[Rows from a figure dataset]

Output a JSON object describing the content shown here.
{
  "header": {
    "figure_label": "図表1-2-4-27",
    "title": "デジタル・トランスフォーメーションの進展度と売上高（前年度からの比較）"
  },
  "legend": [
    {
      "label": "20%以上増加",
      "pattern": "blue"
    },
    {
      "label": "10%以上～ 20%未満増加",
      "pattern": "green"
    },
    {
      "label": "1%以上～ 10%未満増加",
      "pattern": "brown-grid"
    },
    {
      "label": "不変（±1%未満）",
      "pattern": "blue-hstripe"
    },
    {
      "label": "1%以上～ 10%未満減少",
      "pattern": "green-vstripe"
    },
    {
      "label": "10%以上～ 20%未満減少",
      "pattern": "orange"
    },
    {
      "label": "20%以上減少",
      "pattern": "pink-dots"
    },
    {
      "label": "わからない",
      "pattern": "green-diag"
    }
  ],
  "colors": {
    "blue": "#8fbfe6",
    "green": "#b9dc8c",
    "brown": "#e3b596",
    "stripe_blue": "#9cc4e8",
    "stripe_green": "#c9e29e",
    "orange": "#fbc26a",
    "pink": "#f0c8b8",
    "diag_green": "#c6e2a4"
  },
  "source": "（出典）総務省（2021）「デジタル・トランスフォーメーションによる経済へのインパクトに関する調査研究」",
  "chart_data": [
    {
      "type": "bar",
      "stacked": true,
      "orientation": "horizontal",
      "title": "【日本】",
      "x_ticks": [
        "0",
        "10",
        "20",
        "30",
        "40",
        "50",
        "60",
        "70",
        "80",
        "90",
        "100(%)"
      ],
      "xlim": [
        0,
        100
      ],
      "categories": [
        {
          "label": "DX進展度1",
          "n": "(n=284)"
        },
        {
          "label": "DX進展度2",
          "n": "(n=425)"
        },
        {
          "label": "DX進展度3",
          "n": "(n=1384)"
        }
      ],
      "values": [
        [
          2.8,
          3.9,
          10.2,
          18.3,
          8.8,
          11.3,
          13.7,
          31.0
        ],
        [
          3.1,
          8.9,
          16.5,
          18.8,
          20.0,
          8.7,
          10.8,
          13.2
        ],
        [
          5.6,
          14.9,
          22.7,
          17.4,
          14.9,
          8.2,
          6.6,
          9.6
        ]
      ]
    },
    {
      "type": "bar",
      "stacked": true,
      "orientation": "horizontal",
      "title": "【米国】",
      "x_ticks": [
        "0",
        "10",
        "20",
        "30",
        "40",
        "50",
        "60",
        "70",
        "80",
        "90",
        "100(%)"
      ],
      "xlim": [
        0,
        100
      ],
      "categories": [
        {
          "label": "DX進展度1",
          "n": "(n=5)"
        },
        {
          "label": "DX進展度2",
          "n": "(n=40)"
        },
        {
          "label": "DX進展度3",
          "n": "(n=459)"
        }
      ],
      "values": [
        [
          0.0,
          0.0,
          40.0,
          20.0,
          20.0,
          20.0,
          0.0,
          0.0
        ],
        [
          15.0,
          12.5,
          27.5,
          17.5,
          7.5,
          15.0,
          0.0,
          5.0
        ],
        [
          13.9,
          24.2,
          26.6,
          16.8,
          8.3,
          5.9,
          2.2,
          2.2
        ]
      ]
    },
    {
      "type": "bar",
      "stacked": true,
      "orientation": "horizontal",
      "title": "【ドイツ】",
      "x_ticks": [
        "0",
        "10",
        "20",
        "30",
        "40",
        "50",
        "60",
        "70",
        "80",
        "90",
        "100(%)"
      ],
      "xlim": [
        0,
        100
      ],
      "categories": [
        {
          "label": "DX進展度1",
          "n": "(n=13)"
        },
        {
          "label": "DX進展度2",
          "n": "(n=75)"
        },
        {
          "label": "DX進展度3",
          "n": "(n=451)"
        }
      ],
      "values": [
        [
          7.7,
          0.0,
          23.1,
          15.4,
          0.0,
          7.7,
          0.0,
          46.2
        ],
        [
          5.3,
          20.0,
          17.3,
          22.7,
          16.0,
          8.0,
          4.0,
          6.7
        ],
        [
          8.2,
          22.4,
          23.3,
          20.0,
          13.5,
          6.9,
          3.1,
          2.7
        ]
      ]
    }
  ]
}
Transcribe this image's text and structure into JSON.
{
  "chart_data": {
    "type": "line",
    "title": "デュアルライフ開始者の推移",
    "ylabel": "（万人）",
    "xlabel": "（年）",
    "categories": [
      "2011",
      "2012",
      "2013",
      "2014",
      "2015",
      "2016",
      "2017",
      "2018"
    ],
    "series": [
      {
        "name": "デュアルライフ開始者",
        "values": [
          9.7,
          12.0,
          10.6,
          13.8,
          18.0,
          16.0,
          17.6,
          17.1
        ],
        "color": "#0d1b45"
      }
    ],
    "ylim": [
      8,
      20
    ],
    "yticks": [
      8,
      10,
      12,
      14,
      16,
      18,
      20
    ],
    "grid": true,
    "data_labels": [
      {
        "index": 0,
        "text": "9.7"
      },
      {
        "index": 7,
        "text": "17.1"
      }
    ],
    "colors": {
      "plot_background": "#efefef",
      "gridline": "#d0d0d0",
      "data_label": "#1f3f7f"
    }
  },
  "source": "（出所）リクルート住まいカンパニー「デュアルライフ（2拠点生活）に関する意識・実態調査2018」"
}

• What is required
Which lines above contain "デジタル"? Show each of them.

• Solved problem
    "title": "デジタル・トランスフォーメーションの進展度と売上高（前年度からの比較）"
  "source": "（出典）総務省（2021）「デジタル・トランスフォーメーションによる経済へのインパクトに関する調査研究」",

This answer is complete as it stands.